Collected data
= = = =

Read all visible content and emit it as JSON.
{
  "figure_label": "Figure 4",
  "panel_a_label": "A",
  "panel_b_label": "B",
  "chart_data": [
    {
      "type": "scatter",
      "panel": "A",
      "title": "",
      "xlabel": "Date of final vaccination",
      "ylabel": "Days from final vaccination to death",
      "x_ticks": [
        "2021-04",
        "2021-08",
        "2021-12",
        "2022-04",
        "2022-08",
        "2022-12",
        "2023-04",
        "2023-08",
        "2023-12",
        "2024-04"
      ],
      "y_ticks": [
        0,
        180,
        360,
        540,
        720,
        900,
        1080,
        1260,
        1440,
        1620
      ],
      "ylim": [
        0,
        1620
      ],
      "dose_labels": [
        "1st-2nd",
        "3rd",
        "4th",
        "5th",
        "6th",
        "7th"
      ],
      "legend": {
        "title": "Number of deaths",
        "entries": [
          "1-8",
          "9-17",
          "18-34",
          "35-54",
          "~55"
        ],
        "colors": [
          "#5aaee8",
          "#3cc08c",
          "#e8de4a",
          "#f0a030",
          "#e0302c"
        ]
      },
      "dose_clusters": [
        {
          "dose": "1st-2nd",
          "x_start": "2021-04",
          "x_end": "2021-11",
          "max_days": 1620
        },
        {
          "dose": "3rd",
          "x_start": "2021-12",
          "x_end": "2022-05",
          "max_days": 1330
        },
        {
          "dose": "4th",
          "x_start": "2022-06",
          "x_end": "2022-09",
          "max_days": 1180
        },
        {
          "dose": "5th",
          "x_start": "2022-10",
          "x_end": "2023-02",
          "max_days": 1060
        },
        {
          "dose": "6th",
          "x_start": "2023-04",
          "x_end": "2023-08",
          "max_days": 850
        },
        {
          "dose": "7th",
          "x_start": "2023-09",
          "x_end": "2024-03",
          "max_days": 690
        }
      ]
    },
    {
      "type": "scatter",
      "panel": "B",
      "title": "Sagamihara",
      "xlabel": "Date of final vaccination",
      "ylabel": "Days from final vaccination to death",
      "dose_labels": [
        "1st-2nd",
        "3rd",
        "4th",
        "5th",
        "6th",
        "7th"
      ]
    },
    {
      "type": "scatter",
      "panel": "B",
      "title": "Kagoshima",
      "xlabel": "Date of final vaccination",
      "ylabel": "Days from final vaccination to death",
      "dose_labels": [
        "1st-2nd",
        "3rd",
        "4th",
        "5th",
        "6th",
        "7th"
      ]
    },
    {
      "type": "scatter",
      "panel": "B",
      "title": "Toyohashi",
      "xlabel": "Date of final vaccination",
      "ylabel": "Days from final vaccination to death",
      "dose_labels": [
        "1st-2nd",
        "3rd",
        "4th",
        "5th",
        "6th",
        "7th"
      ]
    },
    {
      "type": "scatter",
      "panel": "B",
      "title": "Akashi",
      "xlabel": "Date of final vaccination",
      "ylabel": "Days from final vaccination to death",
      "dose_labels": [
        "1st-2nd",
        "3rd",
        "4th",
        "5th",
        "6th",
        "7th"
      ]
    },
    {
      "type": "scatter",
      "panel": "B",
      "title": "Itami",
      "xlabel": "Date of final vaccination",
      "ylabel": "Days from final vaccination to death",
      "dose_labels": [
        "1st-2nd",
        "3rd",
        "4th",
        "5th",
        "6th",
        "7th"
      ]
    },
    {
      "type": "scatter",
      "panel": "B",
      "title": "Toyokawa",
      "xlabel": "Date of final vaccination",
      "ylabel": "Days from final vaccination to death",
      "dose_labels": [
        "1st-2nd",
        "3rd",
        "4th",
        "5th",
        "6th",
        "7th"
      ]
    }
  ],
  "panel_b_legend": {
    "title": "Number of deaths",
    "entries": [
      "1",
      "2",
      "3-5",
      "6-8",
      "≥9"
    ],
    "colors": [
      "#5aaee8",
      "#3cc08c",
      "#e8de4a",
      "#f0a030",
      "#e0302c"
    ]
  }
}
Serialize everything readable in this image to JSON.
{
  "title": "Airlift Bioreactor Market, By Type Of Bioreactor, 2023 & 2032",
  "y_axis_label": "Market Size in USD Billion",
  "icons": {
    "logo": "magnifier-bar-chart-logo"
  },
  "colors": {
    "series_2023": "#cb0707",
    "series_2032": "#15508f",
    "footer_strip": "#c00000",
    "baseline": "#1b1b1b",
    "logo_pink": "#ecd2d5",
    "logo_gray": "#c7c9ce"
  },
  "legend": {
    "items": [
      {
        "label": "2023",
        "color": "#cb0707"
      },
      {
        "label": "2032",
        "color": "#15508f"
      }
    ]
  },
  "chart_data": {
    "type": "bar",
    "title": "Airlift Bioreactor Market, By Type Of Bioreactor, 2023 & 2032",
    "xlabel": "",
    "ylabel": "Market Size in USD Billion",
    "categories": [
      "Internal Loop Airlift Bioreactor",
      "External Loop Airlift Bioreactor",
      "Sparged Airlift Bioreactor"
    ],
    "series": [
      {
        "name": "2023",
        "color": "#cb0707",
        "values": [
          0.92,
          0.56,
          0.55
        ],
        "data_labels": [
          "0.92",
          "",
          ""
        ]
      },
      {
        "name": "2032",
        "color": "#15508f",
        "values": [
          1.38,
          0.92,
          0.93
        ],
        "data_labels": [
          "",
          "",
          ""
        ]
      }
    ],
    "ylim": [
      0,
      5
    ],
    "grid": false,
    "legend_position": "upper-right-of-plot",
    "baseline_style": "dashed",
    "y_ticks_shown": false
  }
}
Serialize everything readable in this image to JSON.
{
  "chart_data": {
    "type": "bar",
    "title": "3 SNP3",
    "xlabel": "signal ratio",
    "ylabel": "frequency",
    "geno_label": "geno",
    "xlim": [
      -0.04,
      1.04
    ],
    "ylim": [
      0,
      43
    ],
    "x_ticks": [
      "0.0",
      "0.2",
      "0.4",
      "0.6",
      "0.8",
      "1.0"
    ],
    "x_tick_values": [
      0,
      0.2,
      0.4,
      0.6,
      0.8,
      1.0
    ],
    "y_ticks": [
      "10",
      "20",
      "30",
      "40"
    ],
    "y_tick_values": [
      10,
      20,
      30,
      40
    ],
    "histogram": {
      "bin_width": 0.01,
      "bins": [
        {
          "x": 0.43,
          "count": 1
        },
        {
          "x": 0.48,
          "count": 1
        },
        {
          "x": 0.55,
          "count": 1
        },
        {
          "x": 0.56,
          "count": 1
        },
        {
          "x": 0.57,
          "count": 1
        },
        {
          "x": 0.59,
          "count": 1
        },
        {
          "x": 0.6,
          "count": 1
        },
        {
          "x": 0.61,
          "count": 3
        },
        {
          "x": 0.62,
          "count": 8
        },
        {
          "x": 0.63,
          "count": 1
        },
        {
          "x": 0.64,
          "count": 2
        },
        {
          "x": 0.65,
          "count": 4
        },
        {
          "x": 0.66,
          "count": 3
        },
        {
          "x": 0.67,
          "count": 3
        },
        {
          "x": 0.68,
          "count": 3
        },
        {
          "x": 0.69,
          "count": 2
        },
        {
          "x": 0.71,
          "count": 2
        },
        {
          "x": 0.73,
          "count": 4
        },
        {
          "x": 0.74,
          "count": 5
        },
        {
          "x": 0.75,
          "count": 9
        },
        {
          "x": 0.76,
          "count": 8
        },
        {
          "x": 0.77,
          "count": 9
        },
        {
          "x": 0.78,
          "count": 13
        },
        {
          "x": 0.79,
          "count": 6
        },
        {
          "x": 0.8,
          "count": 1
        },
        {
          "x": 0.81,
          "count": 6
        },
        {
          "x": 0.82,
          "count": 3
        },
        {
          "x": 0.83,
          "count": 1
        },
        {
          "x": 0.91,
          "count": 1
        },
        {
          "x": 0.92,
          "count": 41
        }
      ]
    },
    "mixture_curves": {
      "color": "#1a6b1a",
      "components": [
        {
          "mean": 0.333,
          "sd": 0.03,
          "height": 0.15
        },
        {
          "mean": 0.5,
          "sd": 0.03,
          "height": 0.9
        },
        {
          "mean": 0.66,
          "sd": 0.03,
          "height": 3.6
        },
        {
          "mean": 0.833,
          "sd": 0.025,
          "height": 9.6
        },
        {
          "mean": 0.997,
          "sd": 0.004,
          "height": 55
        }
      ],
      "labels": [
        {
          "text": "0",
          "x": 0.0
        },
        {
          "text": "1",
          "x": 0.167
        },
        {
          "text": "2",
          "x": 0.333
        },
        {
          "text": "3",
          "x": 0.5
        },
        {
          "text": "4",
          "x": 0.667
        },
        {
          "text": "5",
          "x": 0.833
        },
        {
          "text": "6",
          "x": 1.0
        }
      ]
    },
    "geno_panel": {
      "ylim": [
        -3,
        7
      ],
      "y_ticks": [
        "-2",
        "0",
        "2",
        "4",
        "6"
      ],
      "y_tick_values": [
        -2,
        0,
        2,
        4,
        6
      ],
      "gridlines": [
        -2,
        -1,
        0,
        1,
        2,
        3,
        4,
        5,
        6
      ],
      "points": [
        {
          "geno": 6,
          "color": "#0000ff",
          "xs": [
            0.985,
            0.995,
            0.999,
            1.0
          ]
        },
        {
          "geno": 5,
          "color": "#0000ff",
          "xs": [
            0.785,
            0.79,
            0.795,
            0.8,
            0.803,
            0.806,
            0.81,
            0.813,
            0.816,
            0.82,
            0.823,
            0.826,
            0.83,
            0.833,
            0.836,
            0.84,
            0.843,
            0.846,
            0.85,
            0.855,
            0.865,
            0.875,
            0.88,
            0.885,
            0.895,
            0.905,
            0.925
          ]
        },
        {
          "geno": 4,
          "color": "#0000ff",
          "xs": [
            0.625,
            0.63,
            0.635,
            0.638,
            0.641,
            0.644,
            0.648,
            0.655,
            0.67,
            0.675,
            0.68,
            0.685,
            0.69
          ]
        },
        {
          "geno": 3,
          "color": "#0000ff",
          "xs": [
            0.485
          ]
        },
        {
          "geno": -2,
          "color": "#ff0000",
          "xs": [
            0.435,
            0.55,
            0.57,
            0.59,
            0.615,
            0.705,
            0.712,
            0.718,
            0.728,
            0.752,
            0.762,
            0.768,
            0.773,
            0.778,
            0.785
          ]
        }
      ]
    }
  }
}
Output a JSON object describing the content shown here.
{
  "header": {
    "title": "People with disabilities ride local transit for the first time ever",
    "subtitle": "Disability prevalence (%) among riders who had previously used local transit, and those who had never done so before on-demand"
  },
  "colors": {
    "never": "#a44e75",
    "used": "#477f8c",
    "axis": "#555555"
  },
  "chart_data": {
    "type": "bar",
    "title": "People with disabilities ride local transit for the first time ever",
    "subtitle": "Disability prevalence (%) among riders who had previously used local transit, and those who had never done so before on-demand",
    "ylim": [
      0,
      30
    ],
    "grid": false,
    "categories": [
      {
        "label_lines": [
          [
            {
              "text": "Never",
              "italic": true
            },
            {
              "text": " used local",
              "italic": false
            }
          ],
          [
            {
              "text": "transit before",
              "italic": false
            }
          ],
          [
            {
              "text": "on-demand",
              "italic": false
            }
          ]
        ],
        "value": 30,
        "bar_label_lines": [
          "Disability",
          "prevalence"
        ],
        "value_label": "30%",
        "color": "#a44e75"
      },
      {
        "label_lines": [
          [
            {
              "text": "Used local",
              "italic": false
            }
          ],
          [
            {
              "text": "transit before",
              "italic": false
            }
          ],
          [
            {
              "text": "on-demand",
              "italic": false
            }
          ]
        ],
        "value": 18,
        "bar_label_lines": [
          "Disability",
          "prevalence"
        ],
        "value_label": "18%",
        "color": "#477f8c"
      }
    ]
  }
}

= = = =

**Task statement:**
Pick out and copy the lines of the entries that hold the string "content".

**Answer below:**
Read all visible content and emit it as JSON.
Output a JSON object describing the content shown here.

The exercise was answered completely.